Excerpted records:
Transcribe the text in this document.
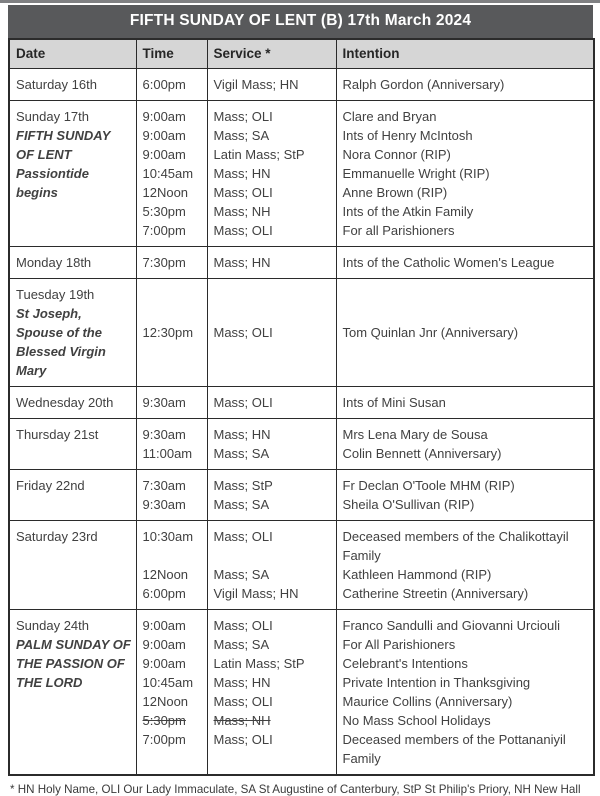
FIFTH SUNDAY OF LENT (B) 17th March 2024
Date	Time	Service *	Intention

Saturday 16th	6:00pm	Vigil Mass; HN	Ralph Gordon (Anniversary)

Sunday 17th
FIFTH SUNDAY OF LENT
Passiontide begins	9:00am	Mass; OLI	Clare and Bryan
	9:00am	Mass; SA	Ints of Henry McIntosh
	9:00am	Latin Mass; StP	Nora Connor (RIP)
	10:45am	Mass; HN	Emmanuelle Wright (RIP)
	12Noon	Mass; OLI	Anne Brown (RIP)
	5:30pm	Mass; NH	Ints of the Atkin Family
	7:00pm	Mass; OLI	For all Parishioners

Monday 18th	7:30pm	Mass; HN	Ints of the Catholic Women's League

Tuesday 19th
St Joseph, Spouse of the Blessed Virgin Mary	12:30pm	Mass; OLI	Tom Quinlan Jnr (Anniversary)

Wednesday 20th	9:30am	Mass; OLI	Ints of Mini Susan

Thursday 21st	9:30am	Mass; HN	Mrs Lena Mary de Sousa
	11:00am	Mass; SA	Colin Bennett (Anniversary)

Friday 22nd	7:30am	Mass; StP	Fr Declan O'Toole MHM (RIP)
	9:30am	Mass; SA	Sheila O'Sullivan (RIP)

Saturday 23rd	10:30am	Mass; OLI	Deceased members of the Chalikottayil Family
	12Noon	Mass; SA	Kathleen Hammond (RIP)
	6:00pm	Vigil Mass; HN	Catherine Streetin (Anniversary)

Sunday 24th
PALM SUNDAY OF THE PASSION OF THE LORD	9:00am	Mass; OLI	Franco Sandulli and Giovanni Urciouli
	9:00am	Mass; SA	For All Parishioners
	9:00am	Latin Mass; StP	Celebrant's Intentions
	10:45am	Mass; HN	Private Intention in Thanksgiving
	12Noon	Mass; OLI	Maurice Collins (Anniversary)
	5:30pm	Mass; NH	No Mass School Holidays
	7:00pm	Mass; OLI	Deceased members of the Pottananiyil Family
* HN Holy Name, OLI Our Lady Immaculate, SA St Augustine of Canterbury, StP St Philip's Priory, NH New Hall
...
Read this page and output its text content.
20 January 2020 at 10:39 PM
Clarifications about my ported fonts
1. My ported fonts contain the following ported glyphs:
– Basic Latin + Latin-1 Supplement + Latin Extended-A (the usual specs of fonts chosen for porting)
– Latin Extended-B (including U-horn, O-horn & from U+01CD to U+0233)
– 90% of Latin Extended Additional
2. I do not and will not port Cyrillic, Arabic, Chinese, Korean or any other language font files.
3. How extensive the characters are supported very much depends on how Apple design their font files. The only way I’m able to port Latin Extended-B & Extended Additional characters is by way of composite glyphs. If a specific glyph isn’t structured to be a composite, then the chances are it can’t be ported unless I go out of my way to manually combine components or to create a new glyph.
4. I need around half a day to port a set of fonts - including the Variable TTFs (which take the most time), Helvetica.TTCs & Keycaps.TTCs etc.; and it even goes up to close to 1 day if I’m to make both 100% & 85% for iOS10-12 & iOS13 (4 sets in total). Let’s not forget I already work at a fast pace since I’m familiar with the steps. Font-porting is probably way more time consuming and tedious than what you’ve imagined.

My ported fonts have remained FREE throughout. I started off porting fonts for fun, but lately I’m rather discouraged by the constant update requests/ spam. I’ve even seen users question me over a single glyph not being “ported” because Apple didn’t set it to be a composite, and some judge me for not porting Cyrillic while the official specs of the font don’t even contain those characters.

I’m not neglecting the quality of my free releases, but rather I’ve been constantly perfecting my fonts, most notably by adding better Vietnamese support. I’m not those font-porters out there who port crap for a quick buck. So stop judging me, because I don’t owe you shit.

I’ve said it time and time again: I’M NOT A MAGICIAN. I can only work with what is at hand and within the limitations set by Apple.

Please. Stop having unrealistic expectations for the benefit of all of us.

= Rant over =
...
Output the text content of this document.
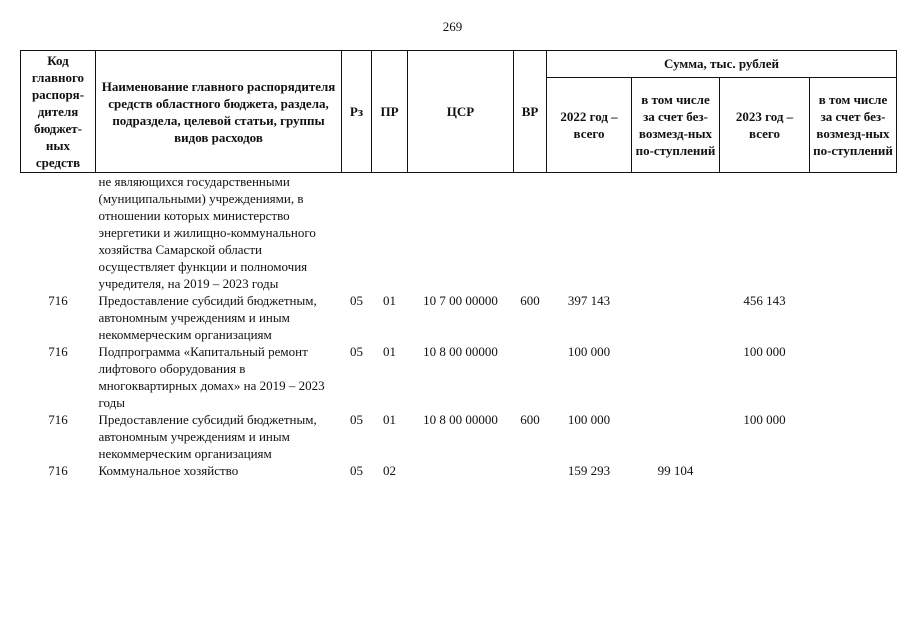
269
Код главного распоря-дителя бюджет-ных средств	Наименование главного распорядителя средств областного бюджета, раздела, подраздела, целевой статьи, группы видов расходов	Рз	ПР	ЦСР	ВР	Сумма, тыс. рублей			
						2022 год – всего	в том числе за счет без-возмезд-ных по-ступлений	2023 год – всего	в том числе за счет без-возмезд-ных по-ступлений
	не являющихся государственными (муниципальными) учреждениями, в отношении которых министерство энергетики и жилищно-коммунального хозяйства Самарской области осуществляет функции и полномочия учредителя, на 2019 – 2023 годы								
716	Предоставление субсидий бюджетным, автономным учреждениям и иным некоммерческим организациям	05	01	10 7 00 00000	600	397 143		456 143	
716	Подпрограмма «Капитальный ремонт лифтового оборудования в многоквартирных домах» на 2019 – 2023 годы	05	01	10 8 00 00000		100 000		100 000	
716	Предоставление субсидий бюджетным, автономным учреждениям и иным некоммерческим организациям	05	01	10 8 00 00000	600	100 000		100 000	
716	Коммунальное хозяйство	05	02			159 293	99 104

Stated goal: Where a line in the material contains "members", copy that line.

Answer to this problem:
Saturday 23rd	10:30am	Mass; OLI	Deceased members of the Chalikottayil Family
	7:00pm	Mass; OLI	Deceased members of the Pottananiyil Family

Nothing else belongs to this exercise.